EXERCISE —
How many of the lines below hold the word "地方執行機關為直轄市"? Answer only with the number.

TASK MATERIAL —
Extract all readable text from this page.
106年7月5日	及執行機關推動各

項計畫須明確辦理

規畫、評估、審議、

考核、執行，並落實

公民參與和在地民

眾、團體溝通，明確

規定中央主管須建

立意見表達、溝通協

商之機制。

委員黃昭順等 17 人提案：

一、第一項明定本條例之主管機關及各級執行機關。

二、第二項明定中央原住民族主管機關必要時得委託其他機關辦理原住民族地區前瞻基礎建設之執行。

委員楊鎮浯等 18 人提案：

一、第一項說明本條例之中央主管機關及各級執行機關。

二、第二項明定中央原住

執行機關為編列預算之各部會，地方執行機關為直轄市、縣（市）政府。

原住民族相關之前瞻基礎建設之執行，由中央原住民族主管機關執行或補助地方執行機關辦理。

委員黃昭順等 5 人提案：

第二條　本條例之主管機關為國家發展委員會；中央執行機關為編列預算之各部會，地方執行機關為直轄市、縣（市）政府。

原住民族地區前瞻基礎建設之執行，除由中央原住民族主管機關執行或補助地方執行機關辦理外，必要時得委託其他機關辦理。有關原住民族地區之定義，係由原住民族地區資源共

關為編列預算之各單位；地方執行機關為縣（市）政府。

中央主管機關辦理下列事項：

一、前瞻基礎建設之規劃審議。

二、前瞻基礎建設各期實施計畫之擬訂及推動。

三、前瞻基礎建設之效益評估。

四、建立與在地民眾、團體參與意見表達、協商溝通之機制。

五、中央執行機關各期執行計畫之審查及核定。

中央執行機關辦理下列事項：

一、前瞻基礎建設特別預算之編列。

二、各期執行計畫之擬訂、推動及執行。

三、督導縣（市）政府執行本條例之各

OUTPUT —
2